Your goal: All of the data that follows should be retyped exactly, please, except the pictures.

Dataset records:
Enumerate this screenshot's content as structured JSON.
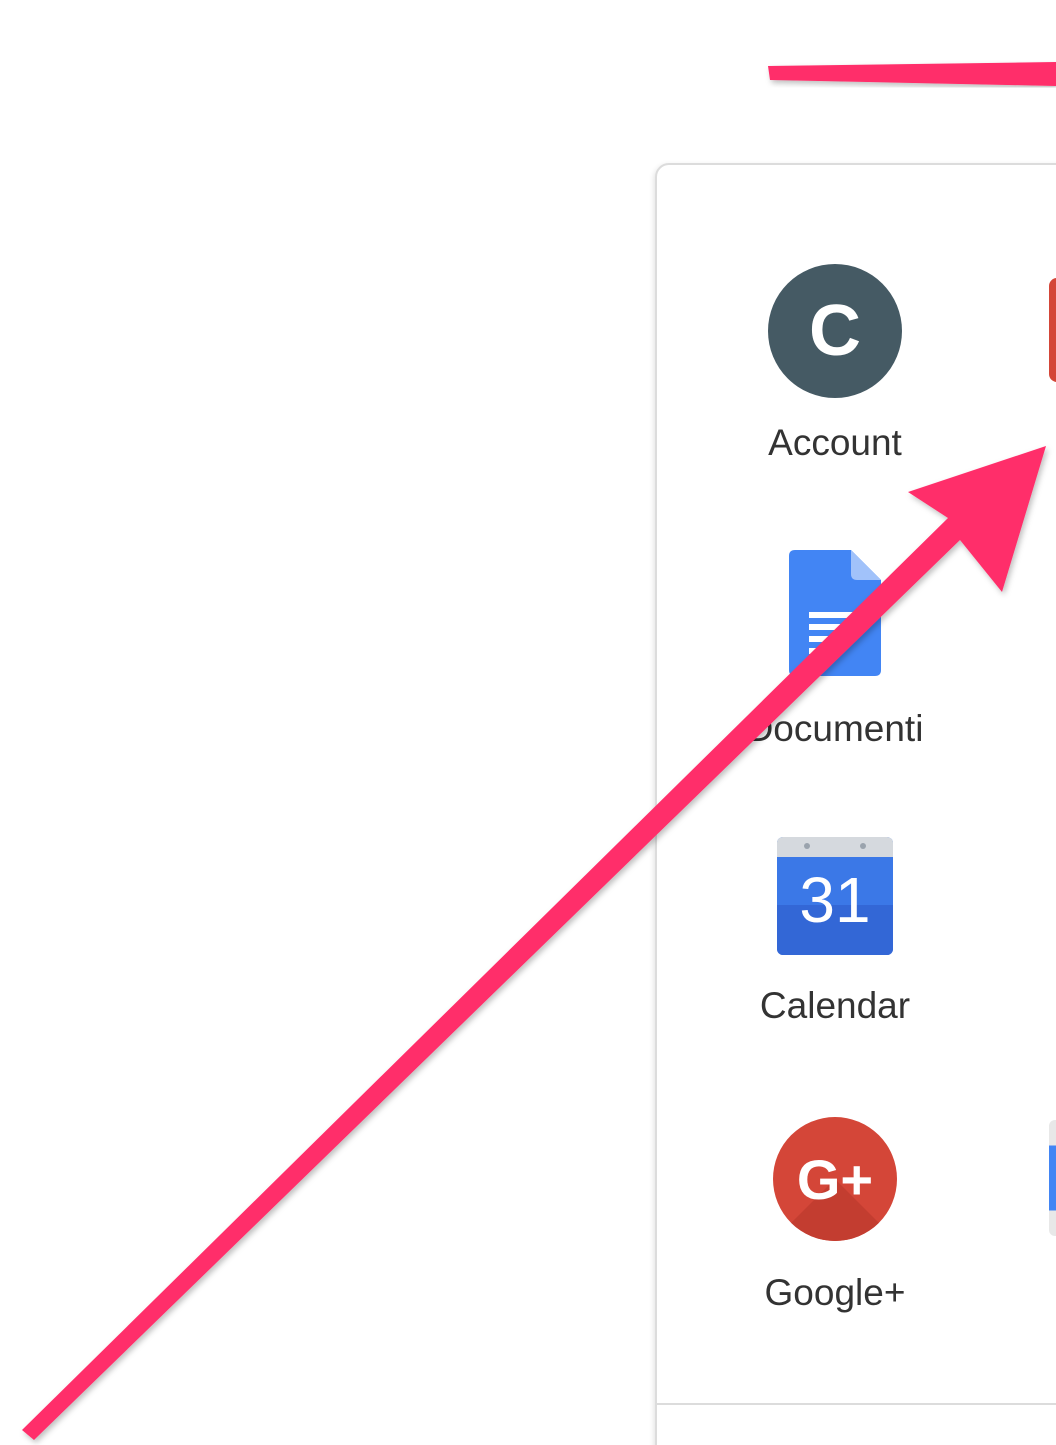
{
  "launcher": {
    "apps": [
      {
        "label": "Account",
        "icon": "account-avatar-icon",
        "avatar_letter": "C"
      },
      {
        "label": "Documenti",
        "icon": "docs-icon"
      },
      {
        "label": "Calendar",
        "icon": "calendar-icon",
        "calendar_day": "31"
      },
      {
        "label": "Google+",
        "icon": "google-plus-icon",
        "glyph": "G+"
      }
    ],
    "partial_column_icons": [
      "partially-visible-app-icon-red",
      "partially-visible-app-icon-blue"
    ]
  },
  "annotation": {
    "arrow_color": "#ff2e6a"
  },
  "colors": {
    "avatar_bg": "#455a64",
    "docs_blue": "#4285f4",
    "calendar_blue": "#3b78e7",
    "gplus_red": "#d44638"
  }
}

The reply:
Enumerate this screenshot's content as structured JSON.
{
  "launcher": {
    "apps": [
      {
        "label": "Account",
        "icon": "account-avatar-icon",
        "avatar_letter": "C"
      },
      {
        "label": "Documenti",
        "icon": "docs-icon"
      },
      {
        "label": "Calendar",
        "icon": "calendar-icon",
        "calendar_day": "31"
      },
      {
        "label": "Google+",
        "icon": "google-plus-icon",
        "glyph": "G+"
      }
    ],
    "partial_column_icons": [
      "partially-visible-app-icon-red",
      "partially-visible-app-icon-blue"
    ]
  },
  "annotation": {
    "arrow_color": "#ff2e6a"
  },
  "colors": {
    "avatar_bg": "#455a64",
    "docs_blue": "#4285f4",
    "calendar_blue": "#3b78e7",
    "gplus_red": "#d44638"
  }
}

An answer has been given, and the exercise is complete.